Supplied data:
◆ ◆ ◆ ◆

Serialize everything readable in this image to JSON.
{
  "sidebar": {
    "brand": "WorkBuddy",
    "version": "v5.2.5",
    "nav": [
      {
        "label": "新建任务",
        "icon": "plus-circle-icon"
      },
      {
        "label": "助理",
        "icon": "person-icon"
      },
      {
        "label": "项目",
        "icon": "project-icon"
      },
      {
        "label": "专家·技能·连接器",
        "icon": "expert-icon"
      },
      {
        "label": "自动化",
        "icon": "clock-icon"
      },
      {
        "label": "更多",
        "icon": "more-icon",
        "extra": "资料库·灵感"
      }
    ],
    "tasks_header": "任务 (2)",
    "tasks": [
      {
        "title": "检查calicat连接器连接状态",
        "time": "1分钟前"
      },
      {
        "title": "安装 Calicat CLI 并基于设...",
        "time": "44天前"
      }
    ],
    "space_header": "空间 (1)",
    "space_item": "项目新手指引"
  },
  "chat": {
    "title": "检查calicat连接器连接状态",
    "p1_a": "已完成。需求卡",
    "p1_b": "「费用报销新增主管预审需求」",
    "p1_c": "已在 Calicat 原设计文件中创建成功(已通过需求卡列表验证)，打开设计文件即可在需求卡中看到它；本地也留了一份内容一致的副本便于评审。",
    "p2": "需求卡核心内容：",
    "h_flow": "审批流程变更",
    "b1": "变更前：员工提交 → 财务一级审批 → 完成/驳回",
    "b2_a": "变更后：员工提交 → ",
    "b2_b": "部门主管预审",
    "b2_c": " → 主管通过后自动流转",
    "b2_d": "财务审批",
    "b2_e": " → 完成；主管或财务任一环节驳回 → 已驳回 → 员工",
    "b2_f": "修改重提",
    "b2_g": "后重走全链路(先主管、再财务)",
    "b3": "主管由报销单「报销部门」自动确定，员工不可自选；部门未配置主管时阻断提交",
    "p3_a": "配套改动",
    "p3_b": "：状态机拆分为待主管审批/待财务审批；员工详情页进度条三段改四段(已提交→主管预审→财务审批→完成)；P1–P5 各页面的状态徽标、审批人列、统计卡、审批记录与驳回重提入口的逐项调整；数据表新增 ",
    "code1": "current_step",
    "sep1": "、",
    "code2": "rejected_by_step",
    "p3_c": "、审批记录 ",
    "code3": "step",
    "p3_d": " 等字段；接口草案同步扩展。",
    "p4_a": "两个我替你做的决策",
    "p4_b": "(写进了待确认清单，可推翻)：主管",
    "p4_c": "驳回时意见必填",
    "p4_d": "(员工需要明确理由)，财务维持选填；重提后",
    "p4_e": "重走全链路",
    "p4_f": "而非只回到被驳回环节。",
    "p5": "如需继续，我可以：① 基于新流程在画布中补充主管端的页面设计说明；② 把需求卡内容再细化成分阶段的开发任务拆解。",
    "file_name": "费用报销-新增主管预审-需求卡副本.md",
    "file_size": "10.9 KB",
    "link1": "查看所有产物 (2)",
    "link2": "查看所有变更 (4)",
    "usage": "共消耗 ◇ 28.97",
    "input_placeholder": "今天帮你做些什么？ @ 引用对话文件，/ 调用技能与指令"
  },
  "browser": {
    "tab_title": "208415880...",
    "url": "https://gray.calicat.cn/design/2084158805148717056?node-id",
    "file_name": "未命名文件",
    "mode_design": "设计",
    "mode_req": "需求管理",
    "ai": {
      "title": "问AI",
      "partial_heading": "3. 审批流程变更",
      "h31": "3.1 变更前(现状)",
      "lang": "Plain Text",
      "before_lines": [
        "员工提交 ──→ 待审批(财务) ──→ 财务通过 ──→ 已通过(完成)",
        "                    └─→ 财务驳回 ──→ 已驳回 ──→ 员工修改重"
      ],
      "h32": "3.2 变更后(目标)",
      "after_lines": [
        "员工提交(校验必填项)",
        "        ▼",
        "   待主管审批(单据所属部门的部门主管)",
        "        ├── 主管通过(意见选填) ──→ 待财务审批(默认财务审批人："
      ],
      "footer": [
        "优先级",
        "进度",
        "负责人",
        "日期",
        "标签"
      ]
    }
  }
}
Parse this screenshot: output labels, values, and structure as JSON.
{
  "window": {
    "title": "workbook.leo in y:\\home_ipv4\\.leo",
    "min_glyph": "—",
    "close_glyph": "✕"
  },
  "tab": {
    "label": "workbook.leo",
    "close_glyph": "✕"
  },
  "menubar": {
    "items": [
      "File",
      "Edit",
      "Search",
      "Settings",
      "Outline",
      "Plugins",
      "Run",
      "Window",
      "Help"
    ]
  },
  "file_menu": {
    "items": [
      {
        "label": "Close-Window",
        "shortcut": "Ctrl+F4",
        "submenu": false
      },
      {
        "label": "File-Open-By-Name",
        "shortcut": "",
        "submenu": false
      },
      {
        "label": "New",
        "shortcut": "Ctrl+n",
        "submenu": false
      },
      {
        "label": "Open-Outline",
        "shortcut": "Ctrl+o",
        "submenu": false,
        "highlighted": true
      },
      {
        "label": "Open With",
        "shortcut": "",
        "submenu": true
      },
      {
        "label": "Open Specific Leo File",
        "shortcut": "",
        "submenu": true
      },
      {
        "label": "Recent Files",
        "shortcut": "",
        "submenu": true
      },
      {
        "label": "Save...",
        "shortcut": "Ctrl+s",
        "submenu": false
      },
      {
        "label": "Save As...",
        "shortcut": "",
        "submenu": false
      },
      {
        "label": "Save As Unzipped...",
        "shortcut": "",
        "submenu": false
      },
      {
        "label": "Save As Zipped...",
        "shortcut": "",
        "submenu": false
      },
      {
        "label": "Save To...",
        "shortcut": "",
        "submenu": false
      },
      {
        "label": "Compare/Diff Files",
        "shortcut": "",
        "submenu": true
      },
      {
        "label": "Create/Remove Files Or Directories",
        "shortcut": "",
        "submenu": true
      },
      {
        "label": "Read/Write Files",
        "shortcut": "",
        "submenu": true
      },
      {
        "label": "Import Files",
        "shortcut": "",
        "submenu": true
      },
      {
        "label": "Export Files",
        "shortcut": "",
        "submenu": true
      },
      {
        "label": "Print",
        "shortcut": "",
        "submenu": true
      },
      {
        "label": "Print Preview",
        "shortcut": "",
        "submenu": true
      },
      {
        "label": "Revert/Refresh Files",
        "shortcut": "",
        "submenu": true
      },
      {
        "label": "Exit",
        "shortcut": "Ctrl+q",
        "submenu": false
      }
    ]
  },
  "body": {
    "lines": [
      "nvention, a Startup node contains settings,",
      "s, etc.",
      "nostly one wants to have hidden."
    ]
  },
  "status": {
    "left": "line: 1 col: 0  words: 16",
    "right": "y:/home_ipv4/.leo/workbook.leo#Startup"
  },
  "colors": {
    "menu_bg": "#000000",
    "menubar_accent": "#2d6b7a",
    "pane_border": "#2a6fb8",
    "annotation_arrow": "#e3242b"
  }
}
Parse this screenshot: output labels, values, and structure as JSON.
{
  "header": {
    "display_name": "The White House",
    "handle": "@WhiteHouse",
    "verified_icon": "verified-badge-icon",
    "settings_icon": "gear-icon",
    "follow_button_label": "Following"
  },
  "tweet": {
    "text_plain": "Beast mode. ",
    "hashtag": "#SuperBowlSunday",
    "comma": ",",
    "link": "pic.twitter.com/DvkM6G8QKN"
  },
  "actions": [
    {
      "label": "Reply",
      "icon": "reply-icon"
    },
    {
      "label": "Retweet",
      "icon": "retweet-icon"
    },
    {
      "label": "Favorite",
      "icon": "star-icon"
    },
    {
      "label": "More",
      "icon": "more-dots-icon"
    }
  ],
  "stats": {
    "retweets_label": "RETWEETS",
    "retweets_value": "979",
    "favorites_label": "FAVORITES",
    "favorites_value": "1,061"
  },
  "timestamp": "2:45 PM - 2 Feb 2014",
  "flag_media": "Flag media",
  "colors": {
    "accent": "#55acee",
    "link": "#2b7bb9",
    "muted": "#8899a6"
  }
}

◆ ◆ ◆ ◆

Given exercise:
Give the count of lines in the listing that hold the word "Ctrl", with no other text.

Correct result:
5